» Requirement:
Look at the entries below and reproduce them exactly.
** begin Material to process **
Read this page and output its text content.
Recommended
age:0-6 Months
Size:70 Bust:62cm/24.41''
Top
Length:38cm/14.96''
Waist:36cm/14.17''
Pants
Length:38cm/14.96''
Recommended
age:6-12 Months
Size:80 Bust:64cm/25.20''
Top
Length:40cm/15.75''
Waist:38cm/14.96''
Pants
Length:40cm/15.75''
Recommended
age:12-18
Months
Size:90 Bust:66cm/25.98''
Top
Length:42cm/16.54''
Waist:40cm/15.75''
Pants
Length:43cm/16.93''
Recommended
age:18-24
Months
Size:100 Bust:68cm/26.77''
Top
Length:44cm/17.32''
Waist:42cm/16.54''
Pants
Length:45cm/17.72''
** end Material to process **
» Solution for this task:
Read this page and output its text content.
Recommended
age:0-6 Months
Size:70 Bust:62cm/24.41''
Top
Length:38cm/14.96''
Waist:36cm/14.17''
Pants
Length:38cm/14.96''
Recommended
age:6-12 Months
Size:80 Bust:64cm/25.20''
Top
Length:40cm/15.75''
Waist:38cm/14.96''
Pants
Length:40cm/15.75''
Recommended
age:12-18
Months
Size:90 Bust:66cm/25.98''
Top
Length:42cm/16.54''
Waist:40cm/15.75''
Pants
Length:43cm/16.93''
Recommended
age:18-24
Months
Size:100 Bust:68cm/26.77''
Top
Length:44cm/17.32''
Waist:42cm/16.54''
Pants
Length:45cm/17.72''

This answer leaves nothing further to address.